— Begin INPUT DATA —

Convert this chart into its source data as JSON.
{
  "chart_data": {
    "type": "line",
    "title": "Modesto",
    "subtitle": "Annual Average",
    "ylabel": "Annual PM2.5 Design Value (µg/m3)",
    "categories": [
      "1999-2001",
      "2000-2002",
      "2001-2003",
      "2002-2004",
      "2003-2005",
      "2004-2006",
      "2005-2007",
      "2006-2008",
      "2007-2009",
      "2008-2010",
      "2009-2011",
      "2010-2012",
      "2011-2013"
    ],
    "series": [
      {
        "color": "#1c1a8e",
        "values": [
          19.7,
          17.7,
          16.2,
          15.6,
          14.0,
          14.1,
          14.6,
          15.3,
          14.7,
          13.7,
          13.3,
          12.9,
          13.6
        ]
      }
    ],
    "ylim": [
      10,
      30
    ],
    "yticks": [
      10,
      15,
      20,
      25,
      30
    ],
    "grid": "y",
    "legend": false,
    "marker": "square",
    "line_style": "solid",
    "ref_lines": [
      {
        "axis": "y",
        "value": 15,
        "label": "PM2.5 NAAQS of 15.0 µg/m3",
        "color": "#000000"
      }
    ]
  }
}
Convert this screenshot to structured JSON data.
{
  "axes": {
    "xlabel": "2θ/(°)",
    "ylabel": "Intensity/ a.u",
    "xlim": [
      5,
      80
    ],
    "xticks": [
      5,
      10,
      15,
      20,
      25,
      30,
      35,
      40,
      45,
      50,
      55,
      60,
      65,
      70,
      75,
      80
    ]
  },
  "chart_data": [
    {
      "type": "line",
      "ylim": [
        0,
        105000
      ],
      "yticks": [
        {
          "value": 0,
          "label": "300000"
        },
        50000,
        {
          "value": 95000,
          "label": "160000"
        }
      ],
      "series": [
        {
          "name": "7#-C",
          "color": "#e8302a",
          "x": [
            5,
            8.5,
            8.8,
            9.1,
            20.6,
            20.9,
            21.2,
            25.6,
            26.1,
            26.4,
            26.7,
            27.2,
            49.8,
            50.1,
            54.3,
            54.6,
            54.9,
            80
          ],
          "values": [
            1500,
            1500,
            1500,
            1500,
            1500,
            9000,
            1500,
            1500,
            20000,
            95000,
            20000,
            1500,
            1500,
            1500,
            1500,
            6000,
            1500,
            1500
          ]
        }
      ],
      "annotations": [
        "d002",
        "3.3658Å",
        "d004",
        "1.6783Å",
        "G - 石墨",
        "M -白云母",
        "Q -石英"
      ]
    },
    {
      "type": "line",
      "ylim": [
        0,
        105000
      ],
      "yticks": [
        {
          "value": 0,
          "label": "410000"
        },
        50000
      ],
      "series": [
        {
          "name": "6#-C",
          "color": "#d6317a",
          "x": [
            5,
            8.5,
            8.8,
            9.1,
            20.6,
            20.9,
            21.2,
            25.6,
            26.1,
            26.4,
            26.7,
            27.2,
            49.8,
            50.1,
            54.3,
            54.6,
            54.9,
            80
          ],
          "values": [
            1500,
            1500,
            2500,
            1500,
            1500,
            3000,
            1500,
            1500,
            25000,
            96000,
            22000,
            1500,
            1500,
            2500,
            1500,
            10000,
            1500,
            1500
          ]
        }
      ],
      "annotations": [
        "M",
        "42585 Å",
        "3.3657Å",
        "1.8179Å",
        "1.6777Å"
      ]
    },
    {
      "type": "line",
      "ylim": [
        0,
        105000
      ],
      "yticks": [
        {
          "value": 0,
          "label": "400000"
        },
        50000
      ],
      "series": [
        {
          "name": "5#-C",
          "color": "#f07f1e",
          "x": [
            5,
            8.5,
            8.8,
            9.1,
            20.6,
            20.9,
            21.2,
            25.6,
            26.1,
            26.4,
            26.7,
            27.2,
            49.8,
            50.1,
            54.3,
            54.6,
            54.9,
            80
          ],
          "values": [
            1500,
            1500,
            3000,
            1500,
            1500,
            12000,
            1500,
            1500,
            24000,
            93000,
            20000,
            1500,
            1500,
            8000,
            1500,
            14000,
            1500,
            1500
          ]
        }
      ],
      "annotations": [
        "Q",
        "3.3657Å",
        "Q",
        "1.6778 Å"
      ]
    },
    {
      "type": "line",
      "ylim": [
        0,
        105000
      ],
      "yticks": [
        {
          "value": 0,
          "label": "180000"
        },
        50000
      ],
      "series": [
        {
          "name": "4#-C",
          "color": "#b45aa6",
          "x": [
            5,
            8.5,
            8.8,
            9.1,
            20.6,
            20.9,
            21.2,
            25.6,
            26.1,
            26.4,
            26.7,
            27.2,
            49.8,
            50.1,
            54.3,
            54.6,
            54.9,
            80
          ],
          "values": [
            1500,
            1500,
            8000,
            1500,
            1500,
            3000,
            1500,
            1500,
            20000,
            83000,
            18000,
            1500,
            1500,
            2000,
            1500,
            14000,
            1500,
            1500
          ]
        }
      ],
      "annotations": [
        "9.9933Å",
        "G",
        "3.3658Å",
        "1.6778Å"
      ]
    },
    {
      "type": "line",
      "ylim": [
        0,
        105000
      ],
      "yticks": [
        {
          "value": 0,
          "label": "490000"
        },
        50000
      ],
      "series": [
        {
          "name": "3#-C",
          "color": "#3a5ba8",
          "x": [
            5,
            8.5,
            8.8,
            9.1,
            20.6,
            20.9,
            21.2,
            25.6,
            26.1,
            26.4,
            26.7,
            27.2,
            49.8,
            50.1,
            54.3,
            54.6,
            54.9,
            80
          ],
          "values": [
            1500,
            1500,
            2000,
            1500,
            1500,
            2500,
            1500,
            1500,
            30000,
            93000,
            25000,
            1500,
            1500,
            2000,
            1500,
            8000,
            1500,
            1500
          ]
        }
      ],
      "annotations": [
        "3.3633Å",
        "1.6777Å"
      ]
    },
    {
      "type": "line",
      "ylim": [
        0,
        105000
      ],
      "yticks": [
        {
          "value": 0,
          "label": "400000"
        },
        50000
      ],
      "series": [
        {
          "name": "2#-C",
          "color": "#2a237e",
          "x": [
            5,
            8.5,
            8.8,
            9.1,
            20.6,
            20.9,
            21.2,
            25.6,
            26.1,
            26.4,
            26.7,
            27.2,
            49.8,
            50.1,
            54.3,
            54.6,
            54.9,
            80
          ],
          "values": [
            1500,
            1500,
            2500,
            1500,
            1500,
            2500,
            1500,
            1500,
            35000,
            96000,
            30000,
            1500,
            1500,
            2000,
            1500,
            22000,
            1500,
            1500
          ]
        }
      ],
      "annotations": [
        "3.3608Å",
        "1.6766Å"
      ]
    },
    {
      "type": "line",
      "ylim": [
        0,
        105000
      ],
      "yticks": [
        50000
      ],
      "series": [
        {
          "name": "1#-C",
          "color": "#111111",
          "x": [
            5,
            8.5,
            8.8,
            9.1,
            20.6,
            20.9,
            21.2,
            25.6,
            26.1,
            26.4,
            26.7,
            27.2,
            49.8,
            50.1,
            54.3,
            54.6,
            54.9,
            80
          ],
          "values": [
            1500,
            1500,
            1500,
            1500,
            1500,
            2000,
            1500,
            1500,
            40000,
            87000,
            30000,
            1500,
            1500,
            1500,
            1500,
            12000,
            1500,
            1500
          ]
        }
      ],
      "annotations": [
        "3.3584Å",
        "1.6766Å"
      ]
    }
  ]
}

— End INPUT DATA —

## WHAT IS EXPECTED
Every record above needs to be repeated word for word.

## WORKED ANSWER
Convert this chart into its source data as JSON.
{
  "chart_data": {
    "type": "line",
    "title": "Modesto",
    "subtitle": "Annual Average",
    "ylabel": "Annual PM2.5 Design Value (µg/m3)",
    "categories": [
      "1999-2001",
      "2000-2002",
      "2001-2003",
      "2002-2004",
      "2003-2005",
      "2004-2006",
      "2005-2007",
      "2006-2008",
      "2007-2009",
      "2008-2010",
      "2009-2011",
      "2010-2012",
      "2011-2013"
    ],
    "series": [
      {
        "color": "#1c1a8e",
        "values": [
          19.7,
          17.7,
          16.2,
          15.6,
          14.0,
          14.1,
          14.6,
          15.3,
          14.7,
          13.7,
          13.3,
          12.9,
          13.6
        ]
      }
    ],
    "ylim": [
      10,
      30
    ],
    "yticks": [
      10,
      15,
      20,
      25,
      30
    ],
    "grid": "y",
    "legend": false,
    "marker": "square",
    "line_style": "solid",
    "ref_lines": [
      {
        "axis": "y",
        "value": 15,
        "label": "PM2.5 NAAQS of 15.0 µg/m3",
        "color": "#000000"
      }
    ]
  }
}
Convert this screenshot to structured JSON data.
{
  "axes": {
    "xlabel": "2θ/(°)",
    "ylabel": "Intensity/ a.u",
    "xlim": [
      5,
      80
    ],
    "xticks": [
      5,
      10,
      15,
      20,
      25,
      30,
      35,
      40,
      45,
      50,
      55,
      60,
      65,
      70,
      75,
      80
    ]
  },
  "chart_data": [
    {
      "type": "line",
      "ylim": [
        0,
        105000
      ],
      "yticks": [
        {
          "value": 0,
          "label": "300000"
        },
        50000,
        {
          "value": 95000,
          "label": "160000"
        }
      ],
      "series": [
        {
          "name": "7#-C",
          "color": "#e8302a",
          "x": [
            5,
            8.5,
            8.8,
            9.1,
            20.6,
            20.9,
            21.2,
            25.6,
            26.1,
            26.4,
            26.7,
            27.2,
            49.8,
            50.1,
            54.3,
            54.6,
            54.9,
            80
          ],
          "values": [
            1500,
            1500,
            1500,
            1500,
            1500,
            9000,
            1500,
            1500,
            20000,
            95000,
            20000,
            1500,
            1500,
            1500,
            1500,
            6000,
            1500,
            1500
          ]
        }
      ],
      "annotations": [
        "d002",
        "3.3658Å",
        "d004",
        "1.6783Å",
        "G - 石墨",
        "M -白云母",
        "Q -石英"
      ]
    },
    {
      "type": "line",
      "ylim": [
        0,
        105000
      ],
      "yticks": [
        {
          "value": 0,
          "label": "410000"
        },
        50000
      ],
      "series": [
        {
          "name": "6#-C",
          "color": "#d6317a",
          "x": [
            5,
            8.5,
            8.8,
            9.1,
            20.6,
            20.9,
            21.2,
            25.6,
            26.1,
            26.4,
            26.7,
            27.2,
            49.8,
            50.1,
            54.3,
            54.6,
            54.9,
            80
          ],
          "values": [
            1500,
            1500,
            2500,
            1500,
            1500,
            3000,
            1500,
            1500,
            25000,
            96000,
            22000,
            1500,
            1500,
            2500,
            1500,
            10000,
            1500,
            1500
          ]
        }
      ],
      "annotations": [
        "M",
        "42585 Å",
        "3.3657Å",
        "1.8179Å",
        "1.6777Å"
      ]
    },
    {
      "type": "line",
      "ylim": [
        0,
        105000
      ],
      "yticks": [
        {
          "value": 0,
          "label": "400000"
        },
        50000
      ],
      "series": [
        {
          "name": "5#-C",
          "color": "#f07f1e",
          "x": [
            5,
            8.5,
            8.8,
            9.1,
            20.6,
            20.9,
            21.2,
            25.6,
            26.1,
            26.4,
            26.7,
            27.2,
            49.8,
            50.1,
            54.3,
            54.6,
            54.9,
            80
          ],
          "values": [
            1500,
            1500,
            3000,
            1500,
            1500,
            12000,
            1500,
            1500,
            24000,
            93000,
            20000,
            1500,
            1500,
            8000,
            1500,
            14000,
            1500,
            1500
          ]
        }
      ],
      "annotations": [
        "Q",
        "3.3657Å",
        "Q",
        "1.6778 Å"
      ]
    },
    {
      "type": "line",
      "ylim": [
        0,
        105000
      ],
      "yticks": [
        {
          "value": 0,
          "label": "180000"
        },
        50000
      ],
      "series": [
        {
          "name": "4#-C",
          "color": "#b45aa6",
          "x": [
            5,
            8.5,
            8.8,
            9.1,
            20.6,
            20.9,
            21.2,
            25.6,
            26.1,
            26.4,
            26.7,
            27.2,
            49.8,
            50.1,
            54.3,
            54.6,
            54.9,
            80
          ],
          "values": [
            1500,
            1500,
            8000,
            1500,
            1500,
            3000,
            1500,
            1500,
            20000,
            83000,
            18000,
            1500,
            1500,
            2000,
            1500,
            14000,
            1500,
            1500
          ]
        }
      ],
      "annotations": [
        "9.9933Å",
        "G",
        "3.3658Å",
        "1.6778Å"
      ]
    },
    {
      "type": "line",
      "ylim": [
        0,
        105000
      ],
      "yticks": [
        {
          "value": 0,
          "label": "490000"
        },
        50000
      ],
      "series": [
        {
          "name": "3#-C",
          "color": "#3a5ba8",
          "x": [
            5,
            8.5,
            8.8,
            9.1,
            20.6,
            20.9,
            21.2,
            25.6,
            26.1,
            26.4,
            26.7,
            27.2,
            49.8,
            50.1,
            54.3,
            54.6,
            54.9,
            80
          ],
          "values": [
            1500,
            1500,
            2000,
            1500,
            1500,
            2500,
            1500,
            1500,
            30000,
            93000,
            25000,
            1500,
            1500,
            2000,
            1500,
            8000,
            1500,
            1500
          ]
        }
      ],
      "annotations": [
        "3.3633Å",
        "1.6777Å"
      ]
    },
    {
      "type": "line",
      "ylim": [
        0,
        105000
      ],
      "yticks": [
        {
          "value": 0,
          "label": "400000"
        },
        50000
      ],
      "series": [
        {
          "name": "2#-C",
          "color": "#2a237e",
          "x": [
            5,
            8.5,
            8.8,
            9.1,
            20.6,
            20.9,
            21.2,
            25.6,
            26.1,
            26.4,
            26.7,
            27.2,
            49.8,
            50.1,
            54.3,
            54.6,
            54.9,
            80
          ],
          "values": [
            1500,
            1500,
            2500,
            1500,
            1500,
            2500,
            1500,
            1500,
            35000,
            96000,
            30000,
            1500,
            1500,
            2000,
            1500,
            22000,
            1500,
            1500
          ]
        }
      ],
      "annotations": [
        "3.3608Å",
        "1.6766Å"
      ]
    },
    {
      "type": "line",
      "ylim": [
        0,
        105000
      ],
      "yticks": [
        50000
      ],
      "series": [
        {
          "name": "1#-C",
          "color": "#111111",
          "x": [
            5,
            8.5,
            8.8,
            9.1,
            20.6,
            20.9,
            21.2,
            25.6,
            26.1,
            26.4,
            26.7,
            27.2,
            49.8,
            50.1,
            54.3,
            54.6,
            54.9,
            80
          ],
          "values": [
            1500,
            1500,
            1500,
            1500,
            1500,
            2000,
            1500,
            1500,
            40000,
            87000,
            30000,
            1500,
            1500,
            1500,
            1500,
            12000,
            1500,
            1500
          ]
        }
      ],
      "annotations": [
        "3.3584Å",
        "1.6766Å"
      ]
    }
  ]
}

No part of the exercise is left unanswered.